Stored entries
:::
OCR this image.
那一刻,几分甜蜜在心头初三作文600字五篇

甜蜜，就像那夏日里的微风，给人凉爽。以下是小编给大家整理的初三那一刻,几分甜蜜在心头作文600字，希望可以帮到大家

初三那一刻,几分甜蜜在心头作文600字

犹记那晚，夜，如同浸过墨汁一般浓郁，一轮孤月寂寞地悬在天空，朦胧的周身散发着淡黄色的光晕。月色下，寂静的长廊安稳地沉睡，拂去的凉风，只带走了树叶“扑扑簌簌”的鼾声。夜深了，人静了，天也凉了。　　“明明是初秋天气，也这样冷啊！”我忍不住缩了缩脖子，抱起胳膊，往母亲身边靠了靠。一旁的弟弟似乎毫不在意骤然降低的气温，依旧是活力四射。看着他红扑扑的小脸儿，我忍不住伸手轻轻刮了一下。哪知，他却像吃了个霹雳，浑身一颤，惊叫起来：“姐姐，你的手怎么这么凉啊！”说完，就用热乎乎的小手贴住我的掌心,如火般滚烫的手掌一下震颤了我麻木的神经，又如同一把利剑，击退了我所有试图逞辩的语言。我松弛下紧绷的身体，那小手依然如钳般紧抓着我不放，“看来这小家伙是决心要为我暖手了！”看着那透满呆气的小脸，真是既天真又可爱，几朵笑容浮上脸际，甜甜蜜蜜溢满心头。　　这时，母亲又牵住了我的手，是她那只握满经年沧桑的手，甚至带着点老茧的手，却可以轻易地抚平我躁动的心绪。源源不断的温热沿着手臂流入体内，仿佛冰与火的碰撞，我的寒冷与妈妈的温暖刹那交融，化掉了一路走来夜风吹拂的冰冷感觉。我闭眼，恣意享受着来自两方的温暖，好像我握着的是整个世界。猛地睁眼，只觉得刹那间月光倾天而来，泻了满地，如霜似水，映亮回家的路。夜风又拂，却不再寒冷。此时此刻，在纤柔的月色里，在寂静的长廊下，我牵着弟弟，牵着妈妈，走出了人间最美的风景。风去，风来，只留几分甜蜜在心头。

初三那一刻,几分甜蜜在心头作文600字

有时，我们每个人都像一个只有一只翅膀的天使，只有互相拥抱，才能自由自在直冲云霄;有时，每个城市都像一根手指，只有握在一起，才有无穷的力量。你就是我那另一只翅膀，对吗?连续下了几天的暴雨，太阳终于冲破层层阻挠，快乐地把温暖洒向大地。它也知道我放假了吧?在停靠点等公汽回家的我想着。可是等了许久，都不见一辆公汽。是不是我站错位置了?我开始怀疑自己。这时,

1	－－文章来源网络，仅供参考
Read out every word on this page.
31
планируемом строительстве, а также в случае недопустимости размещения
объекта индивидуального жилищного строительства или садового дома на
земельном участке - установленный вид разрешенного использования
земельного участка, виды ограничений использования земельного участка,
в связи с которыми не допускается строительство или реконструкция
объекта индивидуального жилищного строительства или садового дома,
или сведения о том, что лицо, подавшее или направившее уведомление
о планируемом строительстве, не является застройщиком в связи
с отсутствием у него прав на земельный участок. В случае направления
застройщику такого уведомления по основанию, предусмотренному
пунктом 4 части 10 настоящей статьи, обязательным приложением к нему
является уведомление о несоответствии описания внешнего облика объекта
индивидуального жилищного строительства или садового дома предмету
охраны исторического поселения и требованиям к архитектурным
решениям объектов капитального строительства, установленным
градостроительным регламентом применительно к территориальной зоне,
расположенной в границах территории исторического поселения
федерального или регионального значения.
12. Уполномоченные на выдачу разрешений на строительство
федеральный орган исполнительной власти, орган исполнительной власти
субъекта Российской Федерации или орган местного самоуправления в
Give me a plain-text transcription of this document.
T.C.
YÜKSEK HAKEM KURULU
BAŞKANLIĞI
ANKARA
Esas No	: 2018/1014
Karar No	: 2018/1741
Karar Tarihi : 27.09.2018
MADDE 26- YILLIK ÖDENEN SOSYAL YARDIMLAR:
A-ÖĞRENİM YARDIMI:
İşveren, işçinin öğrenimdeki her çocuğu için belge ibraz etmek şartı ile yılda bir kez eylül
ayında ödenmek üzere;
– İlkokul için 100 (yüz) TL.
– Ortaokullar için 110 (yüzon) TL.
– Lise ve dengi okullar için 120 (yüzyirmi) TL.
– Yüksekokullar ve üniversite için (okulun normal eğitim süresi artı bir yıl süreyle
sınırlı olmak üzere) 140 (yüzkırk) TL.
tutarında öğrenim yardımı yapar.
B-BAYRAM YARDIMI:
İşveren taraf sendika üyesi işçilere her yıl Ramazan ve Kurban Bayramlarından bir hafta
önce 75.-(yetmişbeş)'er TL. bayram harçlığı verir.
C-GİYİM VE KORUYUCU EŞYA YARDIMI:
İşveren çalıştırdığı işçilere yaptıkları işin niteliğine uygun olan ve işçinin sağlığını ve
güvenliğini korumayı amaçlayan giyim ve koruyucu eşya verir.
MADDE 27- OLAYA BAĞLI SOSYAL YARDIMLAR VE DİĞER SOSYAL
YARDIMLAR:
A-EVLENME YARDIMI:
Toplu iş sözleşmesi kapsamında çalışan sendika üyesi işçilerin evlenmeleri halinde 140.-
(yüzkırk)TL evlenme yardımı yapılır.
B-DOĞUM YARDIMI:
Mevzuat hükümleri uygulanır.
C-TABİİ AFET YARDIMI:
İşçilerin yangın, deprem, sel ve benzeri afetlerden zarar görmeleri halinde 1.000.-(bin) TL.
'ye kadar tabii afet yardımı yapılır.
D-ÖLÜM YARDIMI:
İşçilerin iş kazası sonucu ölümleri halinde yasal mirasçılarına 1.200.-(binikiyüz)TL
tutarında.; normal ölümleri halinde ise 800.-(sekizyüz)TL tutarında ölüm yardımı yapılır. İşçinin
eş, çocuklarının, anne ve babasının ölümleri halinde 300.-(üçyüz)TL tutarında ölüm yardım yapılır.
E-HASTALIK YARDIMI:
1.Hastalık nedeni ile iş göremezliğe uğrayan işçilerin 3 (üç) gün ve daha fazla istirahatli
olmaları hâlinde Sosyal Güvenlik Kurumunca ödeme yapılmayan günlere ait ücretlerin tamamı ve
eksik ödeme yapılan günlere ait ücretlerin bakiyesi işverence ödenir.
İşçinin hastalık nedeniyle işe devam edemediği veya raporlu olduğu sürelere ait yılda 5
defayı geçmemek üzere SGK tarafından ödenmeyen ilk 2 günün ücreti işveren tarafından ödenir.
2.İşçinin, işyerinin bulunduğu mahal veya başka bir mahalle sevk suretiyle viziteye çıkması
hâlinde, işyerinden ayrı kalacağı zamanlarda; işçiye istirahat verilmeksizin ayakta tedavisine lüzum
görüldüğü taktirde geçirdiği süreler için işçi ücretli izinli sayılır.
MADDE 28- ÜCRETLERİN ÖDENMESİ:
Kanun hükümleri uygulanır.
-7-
:::
#### AIM:
Return all of the data word for word.

#### RESULT FOR THIS TASK:
OCR this image.
那一刻,几分甜蜜在心头初三作文600字五篇

甜蜜，就像那夏日里的微风，给人凉爽。以下是小编给大家整理的初三那一刻,几分甜蜜在心头作文600字，希望可以帮到大家

初三那一刻,几分甜蜜在心头作文600字

犹记那晚，夜，如同浸过墨汁一般浓郁，一轮孤月寂寞地悬在天空，朦胧的周身散发着淡黄色的光晕。月色下，寂静的长廊安稳地沉睡，拂去的凉风，只带走了树叶“扑扑簌簌”的鼾声。夜深了，人静了，天也凉了。　　“明明是初秋天气，也这样冷啊！”我忍不住缩了缩脖子，抱起胳膊，往母亲身边靠了靠。一旁的弟弟似乎毫不在意骤然降低的气温，依旧是活力四射。看着他红扑扑的小脸儿，我忍不住伸手轻轻刮了一下。哪知，他却像吃了个霹雳，浑身一颤，惊叫起来：“姐姐，你的手怎么这么凉啊！”说完，就用热乎乎的小手贴住我的掌心,如火般滚烫的手掌一下震颤了我麻木的神经，又如同一把利剑，击退了我所有试图逞辩的语言。我松弛下紧绷的身体，那小手依然如钳般紧抓着我不放，“看来这小家伙是决心要为我暖手了！”看着那透满呆气的小脸，真是既天真又可爱，几朵笑容浮上脸际，甜甜蜜蜜溢满心头。　　这时，母亲又牵住了我的手，是她那只握满经年沧桑的手，甚至带着点老茧的手，却可以轻易地抚平我躁动的心绪。源源不断的温热沿着手臂流入体内，仿佛冰与火的碰撞，我的寒冷与妈妈的温暖刹那交融，化掉了一路走来夜风吹拂的冰冷感觉。我闭眼，恣意享受着来自两方的温暖，好像我握着的是整个世界。猛地睁眼，只觉得刹那间月光倾天而来，泻了满地，如霜似水，映亮回家的路。夜风又拂，却不再寒冷。此时此刻，在纤柔的月色里，在寂静的长廊下，我牵着弟弟，牵着妈妈，走出了人间最美的风景。风去，风来，只留几分甜蜜在心头。

初三那一刻,几分甜蜜在心头作文600字

有时，我们每个人都像一个只有一只翅膀的天使，只有互相拥抱，才能自由自在直冲云霄;有时，每个城市都像一根手指，只有握在一起，才有无穷的力量。你就是我那另一只翅膀，对吗?连续下了几天的暴雨，太阳终于冲破层层阻挠，快乐地把温暖洒向大地。它也知道我放假了吧?在停靠点等公汽回家的我想着。可是等了许久，都不见一辆公汽。是不是我站错位置了?我开始怀疑自己。这时,

1	－－文章来源网络，仅供参考
Read out every word on this page.
31
планируемом строительстве, а также в случае недопустимости размещения
объекта индивидуального жилищного строительства или садового дома на
земельном участке - установленный вид разрешенного использования
земельного участка, виды ограничений использования земельного участка,
в связи с которыми не допускается строительство или реконструкция
объекта индивидуального жилищного строительства или садового дома,
или сведения о том, что лицо, подавшее или направившее уведомление
о планируемом строительстве, не является застройщиком в связи
с отсутствием у него прав на земельный участок. В случае направления
застройщику такого уведомления по основанию, предусмотренному
пунктом 4 части 10 настоящей статьи, обязательным приложением к нему
является уведомление о несоответствии описания внешнего облика объекта
индивидуального жилищного строительства или садового дома предмету
охраны исторического поселения и требованиям к архитектурным
решениям объектов капитального строительства, установленным
градостроительным регламентом применительно к территориальной зоне,
расположенной в границах территории исторического поселения
федерального или регионального значения.
12. Уполномоченные на выдачу разрешений на строительство
федеральный орган исполнительной власти, орган исполнительной власти
субъекта Российской Федерации или орган местного самоуправления в
Give me a plain-text transcription of this document.
T.C.
YÜKSEK HAKEM KURULU
BAŞKANLIĞI
ANKARA
Esas No	: 2018/1014
Karar No	: 2018/1741
Karar Tarihi : 27.09.2018
MADDE 26- YILLIK ÖDENEN SOSYAL YARDIMLAR:
A-ÖĞRENİM YARDIMI:
İşveren, işçinin öğrenimdeki her çocuğu için belge ibraz etmek şartı ile yılda bir kez eylül
ayında ödenmek üzere;
– İlkokul için 100 (yüz) TL.
– Ortaokullar için 110 (yüzon) TL.
– Lise ve dengi okullar için 120 (yüzyirmi) TL.
– Yüksekokullar ve üniversite için (okulun normal eğitim süresi artı bir yıl süreyle
sınırlı olmak üzere) 140 (yüzkırk) TL.
tutarında öğrenim yardımı yapar.
B-BAYRAM YARDIMI:
İşveren taraf sendika üyesi işçilere her yıl Ramazan ve Kurban Bayramlarından bir hafta
önce 75.-(yetmişbeş)'er TL. bayram harçlığı verir.
C-GİYİM VE KORUYUCU EŞYA YARDIMI:
İşveren çalıştırdığı işçilere yaptıkları işin niteliğine uygun olan ve işçinin sağlığını ve
güvenliğini korumayı amaçlayan giyim ve koruyucu eşya verir.
MADDE 27- OLAYA BAĞLI SOSYAL YARDIMLAR VE DİĞER SOSYAL
YARDIMLAR:
A-EVLENME YARDIMI:
Toplu iş sözleşmesi kapsamında çalışan sendika üyesi işçilerin evlenmeleri halinde 140.-
(yüzkırk)TL evlenme yardımı yapılır.
B-DOĞUM YARDIMI:
Mevzuat hükümleri uygulanır.
C-TABİİ AFET YARDIMI:
İşçilerin yangın, deprem, sel ve benzeri afetlerden zarar görmeleri halinde 1.000.-(bin) TL.
'ye kadar tabii afet yardımı yapılır.
D-ÖLÜM YARDIMI:
İşçilerin iş kazası sonucu ölümleri halinde yasal mirasçılarına 1.200.-(binikiyüz)TL
tutarında.; normal ölümleri halinde ise 800.-(sekizyüz)TL tutarında ölüm yardımı yapılır. İşçinin
eş, çocuklarının, anne ve babasının ölümleri halinde 300.-(üçyüz)TL tutarında ölüm yardım yapılır.
E-HASTALIK YARDIMI:
1.Hastalık nedeni ile iş göremezliğe uğrayan işçilerin 3 (üç) gün ve daha fazla istirahatli
olmaları hâlinde Sosyal Güvenlik Kurumunca ödeme yapılmayan günlere ait ücretlerin tamamı ve
eksik ödeme yapılan günlere ait ücretlerin bakiyesi işverence ödenir.
İşçinin hastalık nedeniyle işe devam edemediği veya raporlu olduğu sürelere ait yılda 5
defayı geçmemek üzere SGK tarafından ödenmeyen ilk 2 günün ücreti işveren tarafından ödenir.
2.İşçinin, işyerinin bulunduğu mahal veya başka bir mahalle sevk suretiyle viziteye çıkması
hâlinde, işyerinden ayrı kalacağı zamanlarda; işçiye istirahat verilmeksizin ayakta tedavisine lüzum
görüldüğü taktirde geçirdiği süreler için işçi ücretli izinli sayılır.
MADDE 28- ÜCRETLERİN ÖDENMESİ:
Kanun hükümleri uygulanır.
-7-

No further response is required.